BEGIN Provided data
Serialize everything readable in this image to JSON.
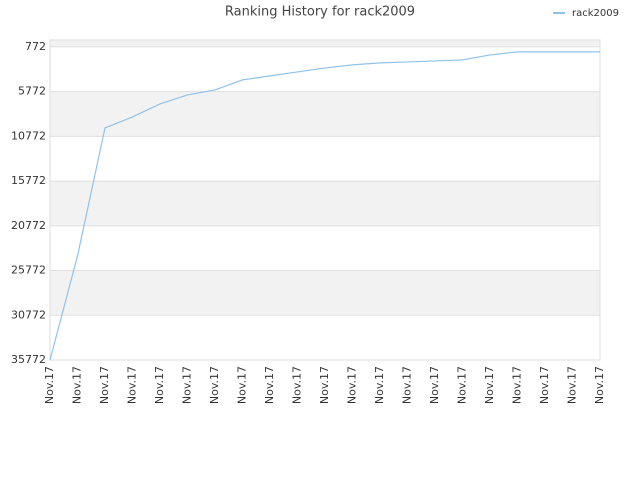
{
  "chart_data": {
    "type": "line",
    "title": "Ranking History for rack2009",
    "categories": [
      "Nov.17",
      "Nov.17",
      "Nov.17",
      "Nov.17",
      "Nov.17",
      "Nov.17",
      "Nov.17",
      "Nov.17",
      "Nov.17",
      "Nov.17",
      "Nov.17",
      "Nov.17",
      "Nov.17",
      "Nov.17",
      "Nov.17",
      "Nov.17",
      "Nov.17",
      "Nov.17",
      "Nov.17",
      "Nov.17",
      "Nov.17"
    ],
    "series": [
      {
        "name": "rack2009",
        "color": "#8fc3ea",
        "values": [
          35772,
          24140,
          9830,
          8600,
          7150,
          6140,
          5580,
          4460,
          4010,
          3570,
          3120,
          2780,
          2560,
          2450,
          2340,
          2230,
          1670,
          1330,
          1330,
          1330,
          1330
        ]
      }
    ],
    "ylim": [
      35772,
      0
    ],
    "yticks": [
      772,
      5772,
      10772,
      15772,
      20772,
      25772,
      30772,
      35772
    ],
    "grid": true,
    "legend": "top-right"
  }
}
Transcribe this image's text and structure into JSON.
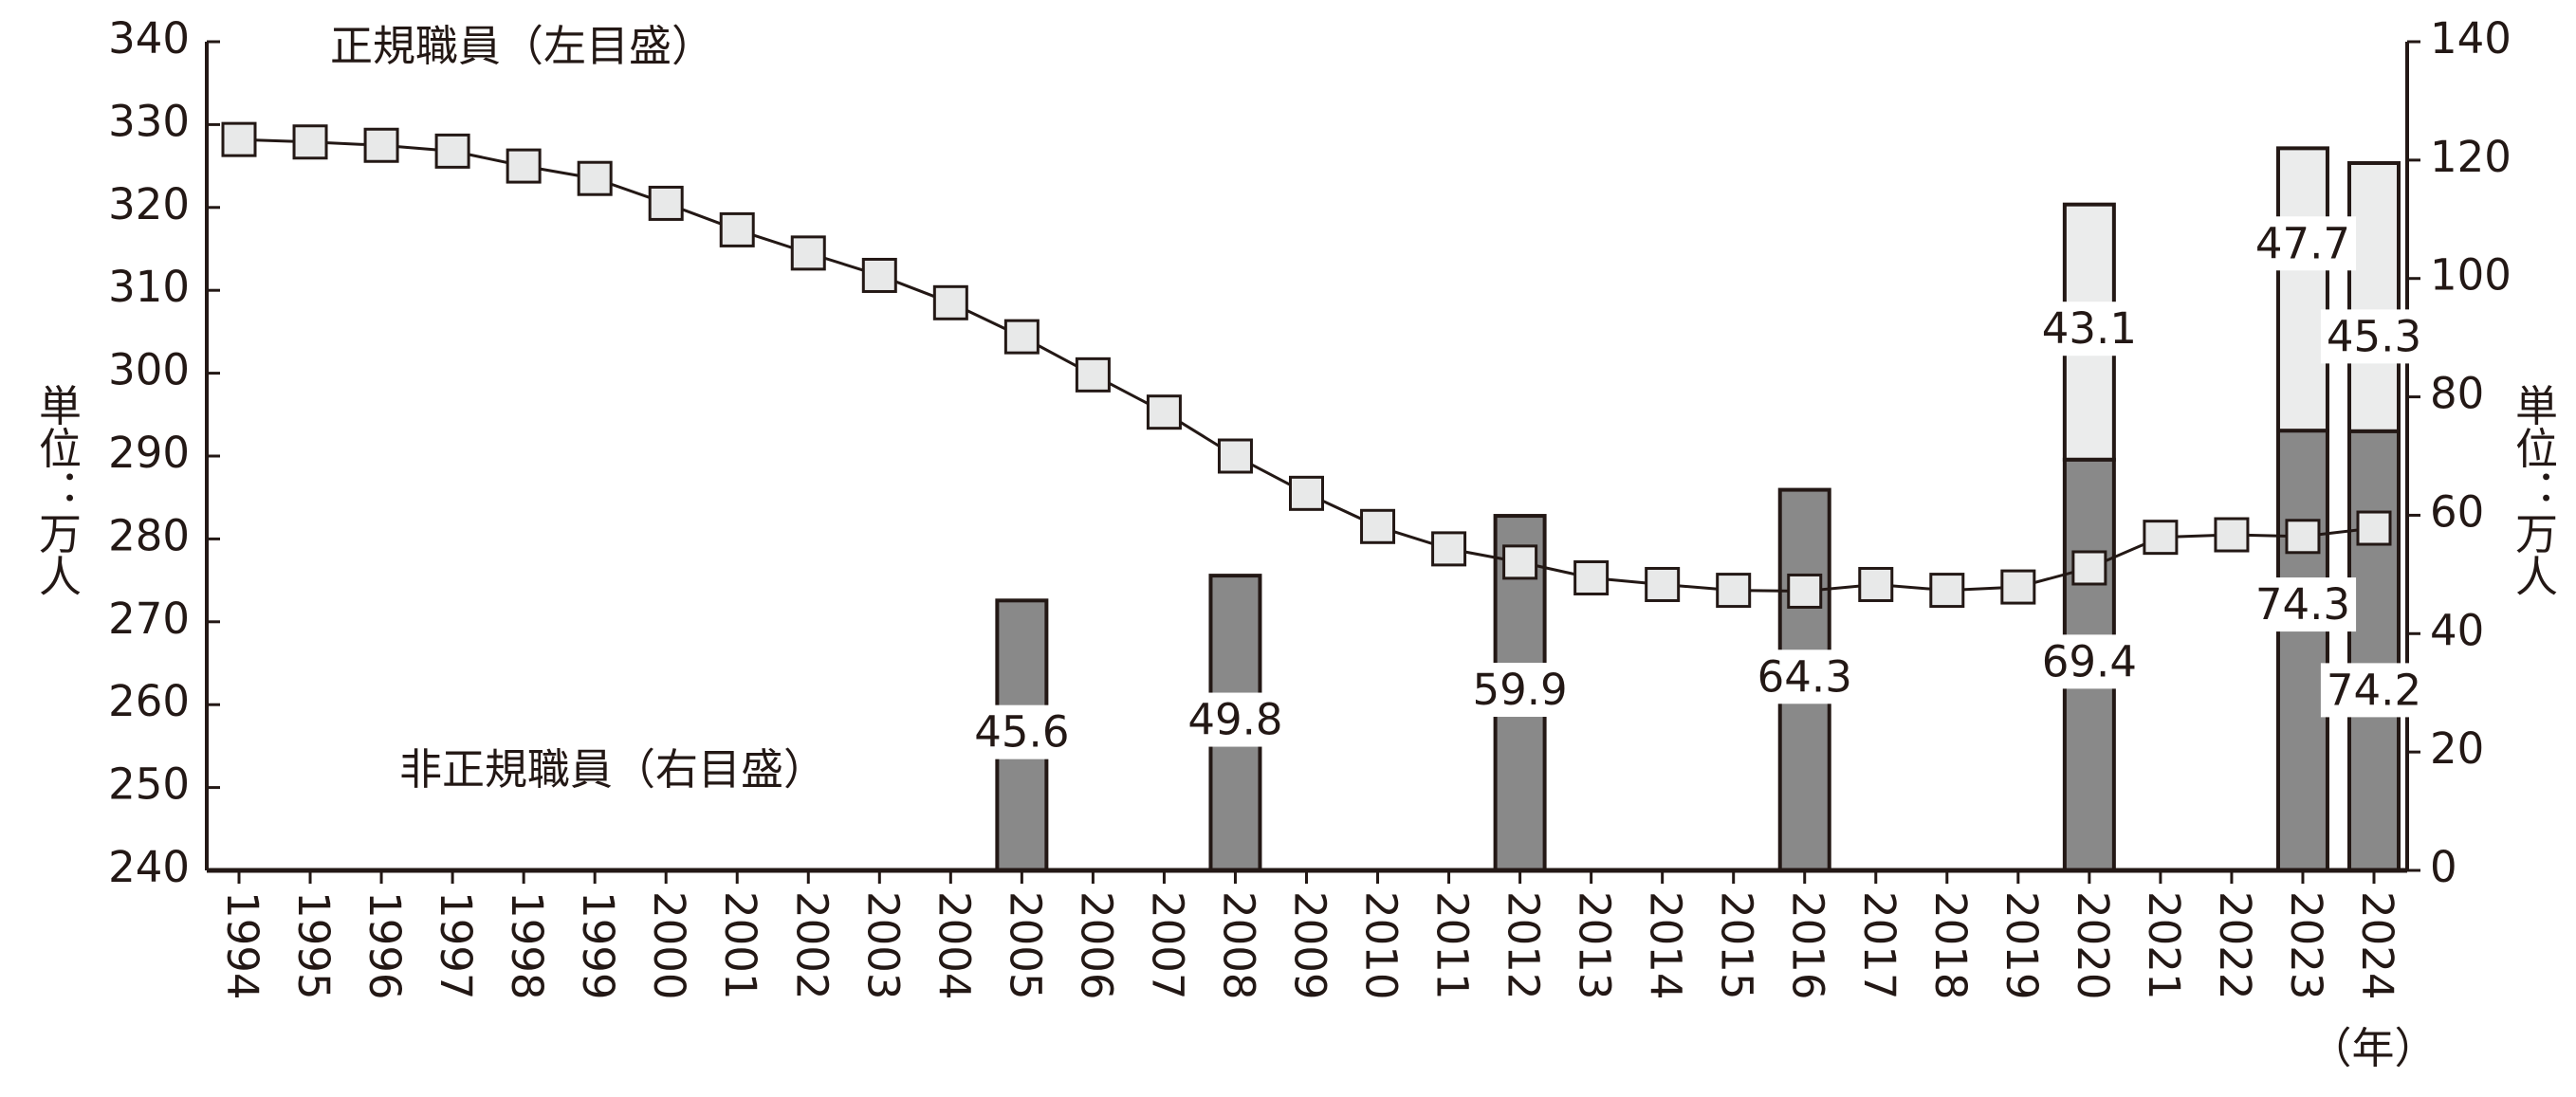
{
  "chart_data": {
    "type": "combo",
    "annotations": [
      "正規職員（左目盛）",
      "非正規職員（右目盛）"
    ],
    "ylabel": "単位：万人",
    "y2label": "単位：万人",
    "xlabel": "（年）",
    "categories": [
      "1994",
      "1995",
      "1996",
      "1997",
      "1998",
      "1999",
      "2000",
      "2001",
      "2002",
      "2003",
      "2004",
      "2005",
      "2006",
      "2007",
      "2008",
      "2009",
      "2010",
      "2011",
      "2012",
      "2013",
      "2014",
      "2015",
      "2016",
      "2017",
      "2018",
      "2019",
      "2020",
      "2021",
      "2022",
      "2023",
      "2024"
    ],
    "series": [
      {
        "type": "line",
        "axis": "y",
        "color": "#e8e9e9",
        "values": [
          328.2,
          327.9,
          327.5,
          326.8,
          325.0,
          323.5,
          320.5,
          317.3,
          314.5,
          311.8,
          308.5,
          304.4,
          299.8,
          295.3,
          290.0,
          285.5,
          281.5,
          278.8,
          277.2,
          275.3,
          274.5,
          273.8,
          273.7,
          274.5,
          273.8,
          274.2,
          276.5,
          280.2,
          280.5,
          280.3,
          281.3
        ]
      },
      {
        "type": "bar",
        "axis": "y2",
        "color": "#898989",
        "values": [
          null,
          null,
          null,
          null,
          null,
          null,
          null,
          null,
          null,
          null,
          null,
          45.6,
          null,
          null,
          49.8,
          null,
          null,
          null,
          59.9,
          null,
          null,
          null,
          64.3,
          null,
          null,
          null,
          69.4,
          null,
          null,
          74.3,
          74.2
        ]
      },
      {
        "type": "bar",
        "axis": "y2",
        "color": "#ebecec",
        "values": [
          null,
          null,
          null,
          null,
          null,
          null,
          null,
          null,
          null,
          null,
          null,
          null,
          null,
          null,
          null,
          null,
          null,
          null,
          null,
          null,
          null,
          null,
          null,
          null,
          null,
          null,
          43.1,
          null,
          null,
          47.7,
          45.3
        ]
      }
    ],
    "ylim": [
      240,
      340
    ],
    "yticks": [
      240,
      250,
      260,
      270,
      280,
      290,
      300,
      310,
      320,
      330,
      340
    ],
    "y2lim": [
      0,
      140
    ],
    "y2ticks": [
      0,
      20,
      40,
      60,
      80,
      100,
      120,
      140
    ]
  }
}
END Provided data
Required work
Transcribe the whole listing exactly. Pictures are excluded.

Written response
Serialize everything readable in this image to JSON.
{
  "chart_data": {
    "type": "line",
    "title": "Ranking History for rack2009",
    "categories": [
      "Nov.17",
      "Nov.17",
      "Nov.17",
      "Nov.17",
      "Nov.17",
      "Nov.17",
      "Nov.17",
      "Nov.17",
      "Nov.17",
      "Nov.17",
      "Nov.17",
      "Nov.17",
      "Nov.17",
      "Nov.17",
      "Nov.17",
      "Nov.17",
      "Nov.17",
      "Nov.17",
      "Nov.17",
      "Nov.17",
      "Nov.17"
    ],
    "series": [
      {
        "name": "rack2009",
        "color": "#8fc3ea",
        "values": [
          35772,
          24140,
          9830,
          8600,
          7150,
          6140,
          5580,
          4460,
          4010,
          3570,
          3120,
          2780,
          2560,
          2450,
          2340,
          2230,
          1670,
          1330,
          1330,
          1330,
          1330
        ]
      }
    ],
    "ylim": [
      35772,
      0
    ],
    "yticks": [
      772,
      5772,
      10772,
      15772,
      20772,
      25772,
      30772,
      35772
    ],
    "grid": true,
    "legend": "top-right"
  }
}
Transcribe this image's text and structure into JSON.
{
  "chart_data": {
    "type": "combo",
    "annotations": [
      "正規職員（左目盛）",
      "非正規職員（右目盛）"
    ],
    "ylabel": "単位：万人",
    "y2label": "単位：万人",
    "xlabel": "（年）",
    "categories": [
      "1994",
      "1995",
      "1996",
      "1997",
      "1998",
      "1999",
      "2000",
      "2001",
      "2002",
      "2003",
      "2004",
      "2005",
      "2006",
      "2007",
      "2008",
      "2009",
      "2010",
      "2011",
      "2012",
      "2013",
      "2014",
      "2015",
      "2016",
      "2017",
      "2018",
      "2019",
      "2020",
      "2021",
      "2022",
      "2023",
      "2024"
    ],
    "series": [
      {
        "type": "line",
        "axis": "y",
        "color": "#e8e9e9",
        "values": [
          328.2,
          327.9,
          327.5,
          326.8,
          325.0,
          323.5,
          320.5,
          317.3,
          314.5,
          311.8,
          308.5,
          304.4,
          299.8,
          295.3,
          290.0,
          285.5,
          281.5,
          278.8,
          277.2,
          275.3,
          274.5,
          273.8,
          273.7,
          274.5,
          273.8,
          274.2,
          276.5,
          280.2,
          280.5,
          280.3,
          281.3
        ]
      },
      {
        "type": "bar",
        "axis": "y2",
        "color": "#898989",
        "values": [
          null,
          null,
          null,
          null,
          null,
          null,
          null,
          null,
          null,
          null,
          null,
          45.6,
          null,
          null,
          49.8,
          null,
          null,
          null,
          59.9,
          null,
          null,
          null,
          64.3,
          null,
          null,
          null,
          69.4,
          null,
          null,
          74.3,
          74.2
        ]
      },
      {
        "type": "bar",
        "axis": "y2",
        "color": "#ebecec",
        "values": [
          null,
          null,
          null,
          null,
          null,
          null,
          null,
          null,
          null,
          null,
          null,
          null,
          null,
          null,
          null,
          null,
          null,
          null,
          null,
          null,
          null,
          null,
          null,
          null,
          null,
          null,
          43.1,
          null,
          null,
          47.7,
          45.3
        ]
      }
    ],
    "ylim": [
      240,
      340
    ],
    "yticks": [
      240,
      250,
      260,
      270,
      280,
      290,
      300,
      310,
      320,
      330,
      340
    ],
    "y2lim": [
      0,
      140
    ],
    "y2ticks": [
      0,
      20,
      40,
      60,
      80,
      100,
      120,
      140
    ]
  }
}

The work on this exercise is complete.